▶ **PROBLEM TO SOLVE**
Output every entry exactly as written, but omit the pictures.

▶ **TASK DATA**

····················

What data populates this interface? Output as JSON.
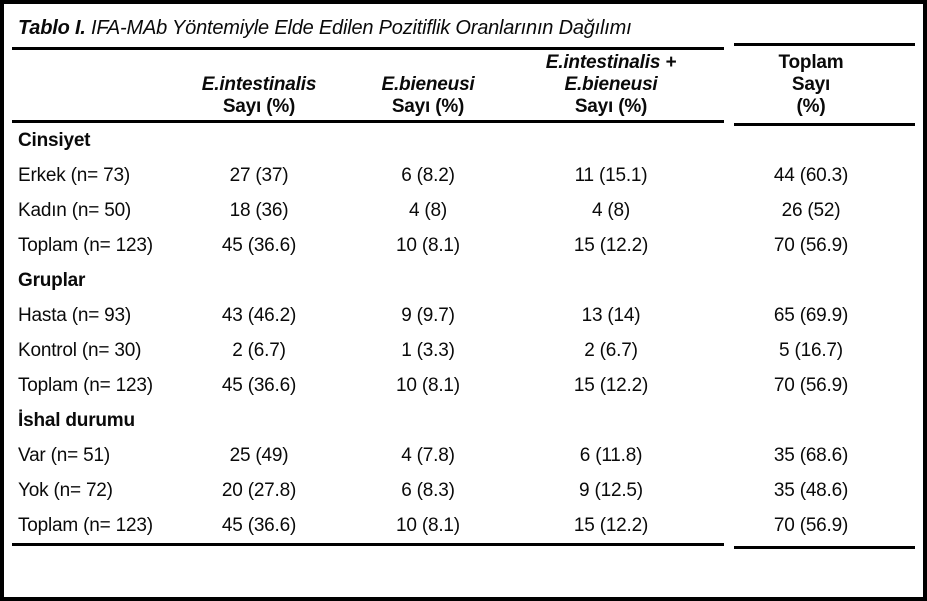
{
  "title": {
    "prefix": "Tablo I.",
    "rest": "IFA-MAb Yöntemiyle Elde Edilen Pozitiflik Oranlarının Dağılımı"
  },
  "header": {
    "col2": [
      "E.intestinalis",
      "Sayı (%)"
    ],
    "col3": [
      "E.bieneusi",
      "Sayı (%)"
    ],
    "col4": [
      "E.intestinalis +",
      "E.bieneusi",
      "Sayı (%)"
    ],
    "col5": [
      "Toplam",
      "Sayı",
      "(%)"
    ]
  },
  "sections": [
    {
      "name": "Cinsiyet",
      "rows": [
        {
          "label": "Erkek (n= 73)",
          "values": [
            "27 (37)",
            "6 (8.2)",
            "11 (15.1)",
            "44 (60.3)"
          ]
        },
        {
          "label": "Kadın (n= 50)",
          "values": [
            "18 (36)",
            "4 (8)",
            "4 (8)",
            "26 (52)"
          ]
        },
        {
          "label": "Toplam (n= 123)",
          "values": [
            "45 (36.6)",
            "10 (8.1)",
            "15 (12.2)",
            "70 (56.9)"
          ]
        }
      ]
    },
    {
      "name": "Gruplar",
      "rows": [
        {
          "label": "Hasta (n= 93)",
          "values": [
            "43 (46.2)",
            "9 (9.7)",
            "13 (14)",
            "65 (69.9)"
          ]
        },
        {
          "label": "Kontrol (n= 30)",
          "values": [
            "2 (6.7)",
            "1 (3.3)",
            "2 (6.7)",
            "5 (16.7)"
          ]
        },
        {
          "label": "Toplam (n= 123)",
          "values": [
            "45 (36.6)",
            "10 (8.1)",
            "15 (12.2)",
            "70 (56.9)"
          ]
        }
      ]
    },
    {
      "name": "İshal durumu",
      "rows": [
        {
          "label": "Var (n= 51)",
          "values": [
            "25 (49)",
            "4 (7.8)",
            "6 (11.8)",
            "35 (68.6)"
          ]
        },
        {
          "label": "Yok (n= 72)",
          "values": [
            "20 (27.8)",
            "6 (8.3)",
            "9 (12.5)",
            "35 (48.6)"
          ]
        },
        {
          "label": "Toplam (n= 123)",
          "values": [
            "45 (36.6)",
            "10 (8.1)",
            "15 (12.2)",
            "70 (56.9)"
          ]
        }
      ]
    }
  ],
  "colors": {
    "border": "#000000",
    "text": "#0a0a0a",
    "background": "#ffffff"
  }
}
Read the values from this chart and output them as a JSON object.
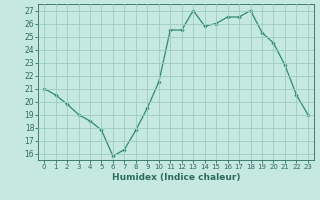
{
  "x": [
    0,
    1,
    2,
    3,
    4,
    5,
    6,
    7,
    8,
    9,
    10,
    11,
    12,
    13,
    14,
    15,
    16,
    17,
    18,
    19,
    20,
    21,
    22,
    23
  ],
  "y": [
    21,
    20.5,
    19.8,
    19,
    18.5,
    17.8,
    15.8,
    16.3,
    17.8,
    19.5,
    21.5,
    25.5,
    25.5,
    27,
    25.8,
    26,
    26.5,
    26.5,
    27,
    25.3,
    24.5,
    22.8,
    20.5,
    19
  ],
  "line_color": "#2e8b6e",
  "marker": "D",
  "marker_size": 1.8,
  "bg_color": "#c5e8e0",
  "grid_color": "#9cccc0",
  "tick_color": "#2e6b5e",
  "xlabel": "Humidex (Indice chaleur)",
  "ylim": [
    15.5,
    27.5
  ],
  "xlim": [
    -0.5,
    23.5
  ],
  "yticks": [
    16,
    17,
    18,
    19,
    20,
    21,
    22,
    23,
    24,
    25,
    26,
    27
  ],
  "xticks": [
    0,
    1,
    2,
    3,
    4,
    5,
    6,
    7,
    8,
    9,
    10,
    11,
    12,
    13,
    14,
    15,
    16,
    17,
    18,
    19,
    20,
    21,
    22,
    23
  ]
}
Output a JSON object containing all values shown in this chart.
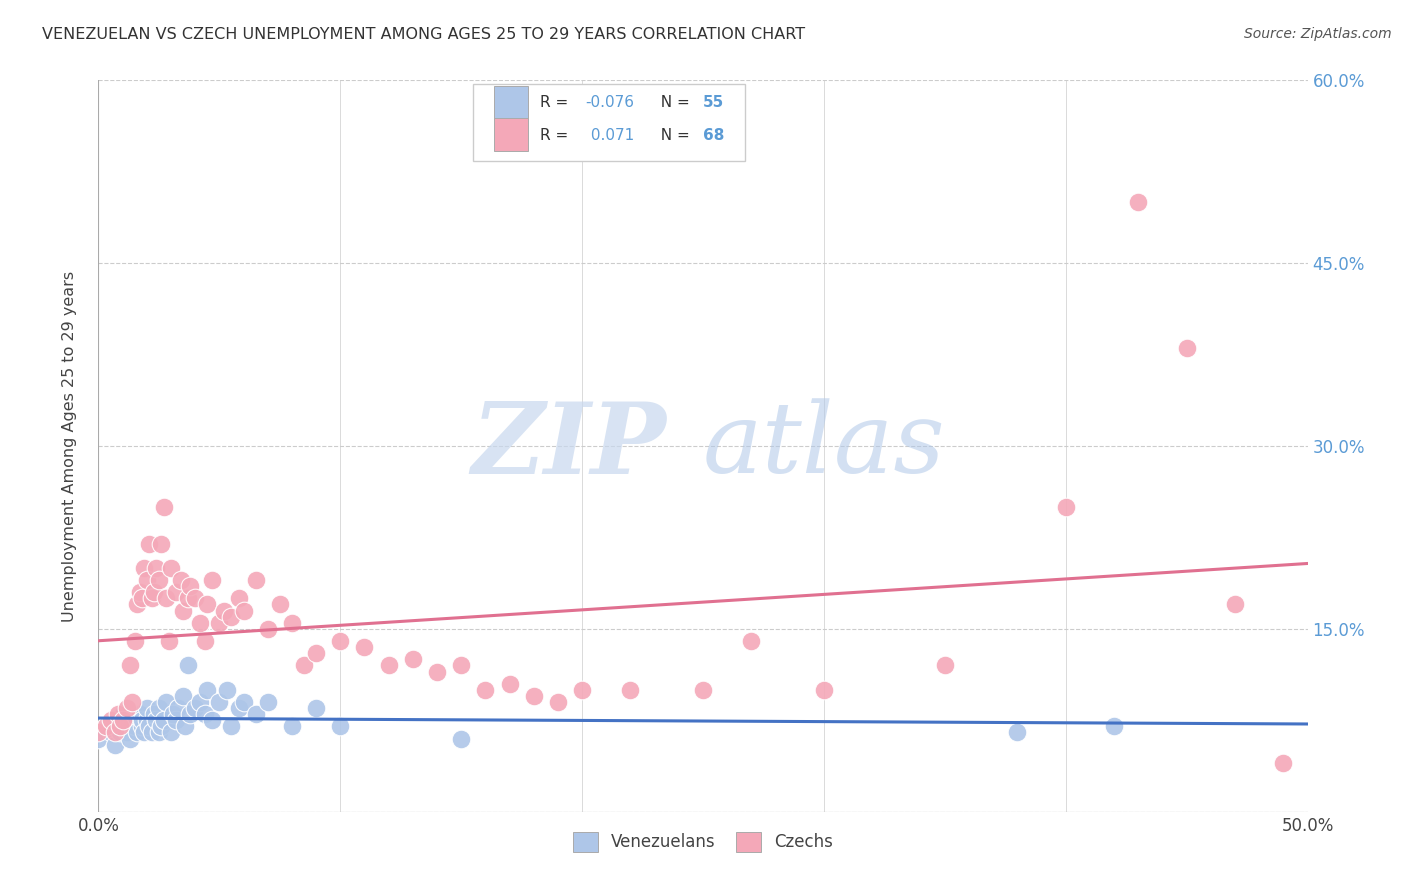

····················

▶ **COMPLETE ANSWER**
What data populates this interface? Output as JSON.
{
  "title": {
    "prefix": "Tablo I.",
    "rest": "IFA-MAb Yöntemiyle Elde Edilen Pozitiflik Oranlarının Dağılımı"
  },
  "header": {
    "col2": [
      "E.intestinalis",
      "Sayı (%)"
    ],
    "col3": [
      "E.bieneusi",
      "Sayı (%)"
    ],
    "col4": [
      "E.intestinalis +",
      "E.bieneusi",
      "Sayı (%)"
    ],
    "col5": [
      "Toplam",
      "Sayı",
      "(%)"
    ]
  },
  "sections": [
    {
      "name": "Cinsiyet",
      "rows": [
        {
          "label": "Erkek (n= 73)",
          "values": [
            "27 (37)",
            "6 (8.2)",
            "11 (15.1)",
            "44 (60.3)"
          ]
        },
        {
          "label": "Kadın (n= 50)",
          "values": [
            "18 (36)",
            "4 (8)",
            "4 (8)",
            "26 (52)"
          ]
        },
        {
          "label": "Toplam (n= 123)",
          "values": [
            "45 (36.6)",
            "10 (8.1)",
            "15 (12.2)",
            "70 (56.9)"
          ]
        }
      ]
    },
    {
      "name": "Gruplar",
      "rows": [
        {
          "label": "Hasta (n= 93)",
          "values": [
            "43 (46.2)",
            "9 (9.7)",
            "13 (14)",
            "65 (69.9)"
          ]
        },
        {
          "label": "Kontrol (n= 30)",
          "values": [
            "2 (6.7)",
            "1 (3.3)",
            "2 (6.7)",
            "5 (16.7)"
          ]
        },
        {
          "label": "Toplam (n= 123)",
          "values": [
            "45 (36.6)",
            "10 (8.1)",
            "15 (12.2)",
            "70 (56.9)"
          ]
        }
      ]
    },
    {
      "name": "İshal durumu",
      "rows": [
        {
          "label": "Var (n= 51)",
          "values": [
            "25 (49)",
            "4 (7.8)",
            "6 (11.8)",
            "35 (68.6)"
          ]
        },
        {
          "label": "Yok (n= 72)",
          "values": [
            "20 (27.8)",
            "6 (8.3)",
            "9 (12.5)",
            "35 (48.6)"
          ]
        },
        {
          "label": "Toplam (n= 123)",
          "values": [
            "45 (36.6)",
            "10 (8.1)",
            "15 (12.2)",
            "70 (56.9)"
          ]
        }
      ]
    }
  ],
  "colors": {
    "border": "#000000",
    "text": "#0a0a0a",
    "background": "#ffffff"
  }
}
Read the values from this chart and output them as a JSON object.
{
  "x": [
    0,
    1,
    2,
    3,
    4,
    5,
    6,
    7,
    8,
    9,
    10,
    11,
    12,
    13,
    14,
    15,
    16,
    17,
    18,
    19,
    20,
    21,
    22,
    23
  ],
  "y": [
    21,
    20.5,
    19.8,
    19,
    18.5,
    17.8,
    15.8,
    16.3,
    17.8,
    19.5,
    21.5,
    25.5,
    25.5,
    27,
    25.8,
    26,
    26.5,
    26.5,
    27,
    25.3,
    24.5,
    22.8,
    20.5,
    19
  ],
  "line_color": "#2e8b6e",
  "marker": "D",
  "marker_size": 1.8,
  "bg_color": "#c5e8e0",
  "grid_color": "#9cccc0",
  "tick_color": "#2e6b5e",
  "xlabel": "Humidex (Indice chaleur)",
  "ylim": [
    15.5,
    27.5
  ],
  "xlim": [
    -0.5,
    23.5
  ],
  "yticks": [
    16,
    17,
    18,
    19,
    20,
    21,
    22,
    23,
    24,
    25,
    26,
    27
  ],
  "xticks": [
    0,
    1,
    2,
    3,
    4,
    5,
    6,
    7,
    8,
    9,
    10,
    11,
    12,
    13,
    14,
    15,
    16,
    17,
    18,
    19,
    20,
    21,
    22,
    23
  ]
}
Output a JSON object containing all values shown in this chart.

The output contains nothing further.